**Brief**
List each line of the data that holds the word "page".
>> Begin
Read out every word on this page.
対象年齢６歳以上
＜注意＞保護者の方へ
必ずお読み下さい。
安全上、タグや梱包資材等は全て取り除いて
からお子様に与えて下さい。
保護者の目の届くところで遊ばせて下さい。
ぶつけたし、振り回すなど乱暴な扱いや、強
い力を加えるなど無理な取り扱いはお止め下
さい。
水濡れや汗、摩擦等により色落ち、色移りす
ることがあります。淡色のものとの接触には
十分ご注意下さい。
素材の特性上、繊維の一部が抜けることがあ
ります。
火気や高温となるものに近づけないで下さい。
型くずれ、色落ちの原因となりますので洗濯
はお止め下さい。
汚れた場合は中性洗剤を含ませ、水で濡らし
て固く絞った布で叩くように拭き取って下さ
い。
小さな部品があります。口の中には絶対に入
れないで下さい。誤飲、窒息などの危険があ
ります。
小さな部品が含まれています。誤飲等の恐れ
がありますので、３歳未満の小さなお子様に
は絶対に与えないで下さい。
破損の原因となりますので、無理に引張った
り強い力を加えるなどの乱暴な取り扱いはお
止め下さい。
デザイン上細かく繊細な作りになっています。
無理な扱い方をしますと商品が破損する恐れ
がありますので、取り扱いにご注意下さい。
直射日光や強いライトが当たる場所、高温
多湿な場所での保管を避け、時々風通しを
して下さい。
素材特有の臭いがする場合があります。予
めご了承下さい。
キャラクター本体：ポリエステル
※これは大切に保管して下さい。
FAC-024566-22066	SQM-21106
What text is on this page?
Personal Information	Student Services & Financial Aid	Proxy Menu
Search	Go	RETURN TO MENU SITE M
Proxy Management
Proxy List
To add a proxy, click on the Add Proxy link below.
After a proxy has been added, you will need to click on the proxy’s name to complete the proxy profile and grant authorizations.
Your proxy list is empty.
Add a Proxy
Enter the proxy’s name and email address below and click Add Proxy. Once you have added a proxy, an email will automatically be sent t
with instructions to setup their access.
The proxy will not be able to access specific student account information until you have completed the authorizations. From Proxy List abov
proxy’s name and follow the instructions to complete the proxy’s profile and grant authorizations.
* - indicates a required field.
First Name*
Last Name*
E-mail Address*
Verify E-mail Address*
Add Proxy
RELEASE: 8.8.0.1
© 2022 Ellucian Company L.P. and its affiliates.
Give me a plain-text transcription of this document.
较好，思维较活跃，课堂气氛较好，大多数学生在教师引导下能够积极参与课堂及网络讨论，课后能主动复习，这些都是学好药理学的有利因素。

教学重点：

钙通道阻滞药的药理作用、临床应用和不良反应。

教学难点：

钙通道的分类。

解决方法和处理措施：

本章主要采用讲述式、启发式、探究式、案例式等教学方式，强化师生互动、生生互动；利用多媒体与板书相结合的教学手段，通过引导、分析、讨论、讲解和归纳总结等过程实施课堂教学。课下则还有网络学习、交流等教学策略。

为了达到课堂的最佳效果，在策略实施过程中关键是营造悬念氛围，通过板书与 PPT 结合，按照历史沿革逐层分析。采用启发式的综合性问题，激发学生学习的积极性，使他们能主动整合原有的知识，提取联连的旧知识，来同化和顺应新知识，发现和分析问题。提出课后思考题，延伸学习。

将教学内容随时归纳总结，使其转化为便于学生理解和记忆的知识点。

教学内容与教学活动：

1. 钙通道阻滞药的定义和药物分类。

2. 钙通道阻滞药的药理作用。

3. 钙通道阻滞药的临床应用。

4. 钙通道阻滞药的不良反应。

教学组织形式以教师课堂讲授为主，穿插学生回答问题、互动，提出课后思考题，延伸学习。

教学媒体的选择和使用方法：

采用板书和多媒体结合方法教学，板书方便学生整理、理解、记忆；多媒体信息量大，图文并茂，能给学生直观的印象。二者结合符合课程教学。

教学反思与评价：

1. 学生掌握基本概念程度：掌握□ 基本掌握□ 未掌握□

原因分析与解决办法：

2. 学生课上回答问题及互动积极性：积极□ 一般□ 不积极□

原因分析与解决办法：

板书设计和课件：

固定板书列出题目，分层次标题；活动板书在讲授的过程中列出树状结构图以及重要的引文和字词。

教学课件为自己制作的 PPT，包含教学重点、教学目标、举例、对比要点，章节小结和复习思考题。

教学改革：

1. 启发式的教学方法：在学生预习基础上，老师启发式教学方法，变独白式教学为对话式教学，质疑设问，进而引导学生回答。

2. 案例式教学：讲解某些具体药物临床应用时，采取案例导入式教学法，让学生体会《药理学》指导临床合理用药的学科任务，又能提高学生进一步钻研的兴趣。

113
>> End
**Result for this task**
Read out every word on this page.
What text is on this page?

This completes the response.